+++ Extracted records
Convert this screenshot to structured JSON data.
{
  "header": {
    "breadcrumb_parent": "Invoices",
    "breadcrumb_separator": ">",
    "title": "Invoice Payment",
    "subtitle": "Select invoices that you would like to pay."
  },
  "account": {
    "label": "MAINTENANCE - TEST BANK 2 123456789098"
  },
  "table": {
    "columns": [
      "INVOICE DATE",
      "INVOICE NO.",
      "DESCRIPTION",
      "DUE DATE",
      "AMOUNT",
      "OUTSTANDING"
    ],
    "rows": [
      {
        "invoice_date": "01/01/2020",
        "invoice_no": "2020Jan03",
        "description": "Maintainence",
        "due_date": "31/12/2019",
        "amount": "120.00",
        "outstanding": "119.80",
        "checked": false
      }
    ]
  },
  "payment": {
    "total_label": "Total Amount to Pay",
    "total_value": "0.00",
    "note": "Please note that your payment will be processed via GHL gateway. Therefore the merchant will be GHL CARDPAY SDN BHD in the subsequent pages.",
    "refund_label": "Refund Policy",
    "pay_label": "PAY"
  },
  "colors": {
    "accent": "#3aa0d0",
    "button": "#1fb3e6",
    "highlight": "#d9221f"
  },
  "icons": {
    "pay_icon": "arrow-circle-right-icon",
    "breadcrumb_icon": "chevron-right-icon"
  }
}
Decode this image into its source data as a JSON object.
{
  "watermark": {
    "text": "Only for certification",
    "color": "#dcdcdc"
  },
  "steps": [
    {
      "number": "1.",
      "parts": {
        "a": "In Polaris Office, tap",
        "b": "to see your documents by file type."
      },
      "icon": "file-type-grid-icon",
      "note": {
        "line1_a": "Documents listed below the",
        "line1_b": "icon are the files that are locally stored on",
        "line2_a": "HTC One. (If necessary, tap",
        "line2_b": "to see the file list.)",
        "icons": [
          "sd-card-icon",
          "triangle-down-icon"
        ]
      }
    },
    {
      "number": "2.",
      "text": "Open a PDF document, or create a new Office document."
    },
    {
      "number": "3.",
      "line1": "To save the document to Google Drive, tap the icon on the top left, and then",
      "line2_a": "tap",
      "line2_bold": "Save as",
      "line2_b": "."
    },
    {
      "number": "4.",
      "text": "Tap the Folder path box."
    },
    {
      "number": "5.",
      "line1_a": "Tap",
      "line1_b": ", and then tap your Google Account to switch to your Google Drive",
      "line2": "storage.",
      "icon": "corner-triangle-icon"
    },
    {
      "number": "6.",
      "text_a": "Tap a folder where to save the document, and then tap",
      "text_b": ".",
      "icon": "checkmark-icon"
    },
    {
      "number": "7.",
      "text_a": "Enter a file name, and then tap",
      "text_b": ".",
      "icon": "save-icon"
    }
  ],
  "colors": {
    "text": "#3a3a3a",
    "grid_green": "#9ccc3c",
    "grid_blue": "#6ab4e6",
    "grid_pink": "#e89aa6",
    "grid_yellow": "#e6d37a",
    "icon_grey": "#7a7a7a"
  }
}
++++++
Reproduce the listing above word for word.

Convert this screenshot to structured JSON data.
{
  "header": {
    "breadcrumb_parent": "Invoices",
    "breadcrumb_separator": ">",
    "title": "Invoice Payment",
    "subtitle": "Select invoices that you would like to pay."
  },
  "account": {
    "label": "MAINTENANCE - TEST BANK 2 123456789098"
  },
  "table": {
    "columns": [
      "INVOICE DATE",
      "INVOICE NO.",
      "DESCRIPTION",
      "DUE DATE",
      "AMOUNT",
      "OUTSTANDING"
    ],
    "rows": [
      {
        "invoice_date": "01/01/2020",
        "invoice_no": "2020Jan03",
        "description": "Maintainence",
        "due_date": "31/12/2019",
        "amount": "120.00",
        "outstanding": "119.80",
        "checked": false
      }
    ]
  },
  "payment": {
    "total_label": "Total Amount to Pay",
    "total_value": "0.00",
    "note": "Please note that your payment will be processed via GHL gateway. Therefore the merchant will be GHL CARDPAY SDN BHD in the subsequent pages.",
    "refund_label": "Refund Policy",
    "pay_label": "PAY"
  },
  "colors": {
    "accent": "#3aa0d0",
    "button": "#1fb3e6",
    "highlight": "#d9221f"
  },
  "icons": {
    "pay_icon": "arrow-circle-right-icon",
    "breadcrumb_icon": "chevron-right-icon"
  }
}
Decode this image into its source data as a JSON object.
{
  "watermark": {
    "text": "Only for certification",
    "color": "#dcdcdc"
  },
  "steps": [
    {
      "number": "1.",
      "parts": {
        "a": "In Polaris Office, tap",
        "b": "to see your documents by file type."
      },
      "icon": "file-type-grid-icon",
      "note": {
        "line1_a": "Documents listed below the",
        "line1_b": "icon are the files that are locally stored on",
        "line2_a": "HTC One. (If necessary, tap",
        "line2_b": "to see the file list.)",
        "icons": [
          "sd-card-icon",
          "triangle-down-icon"
        ]
      }
    },
    {
      "number": "2.",
      "text": "Open a PDF document, or create a new Office document."
    },
    {
      "number": "3.",
      "line1": "To save the document to Google Drive, tap the icon on the top left, and then",
      "line2_a": "tap",
      "line2_bold": "Save as",
      "line2_b": "."
    },
    {
      "number": "4.",
      "text": "Tap the Folder path box."
    },
    {
      "number": "5.",
      "line1_a": "Tap",
      "line1_b": ", and then tap your Google Account to switch to your Google Drive",
      "line2": "storage.",
      "icon": "corner-triangle-icon"
    },
    {
      "number": "6.",
      "text_a": "Tap a folder where to save the document, and then tap",
      "text_b": ".",
      "icon": "checkmark-icon"
    },
    {
      "number": "7.",
      "text_a": "Enter a file name, and then tap",
      "text_b": ".",
      "icon": "save-icon"
    }
  ],
  "colors": {
    "text": "#3a3a3a",
    "grid_green": "#9ccc3c",
    "grid_blue": "#6ab4e6",
    "grid_pink": "#e89aa6",
    "grid_yellow": "#e6d37a",
    "icon_grey": "#7a7a7a"
  }
}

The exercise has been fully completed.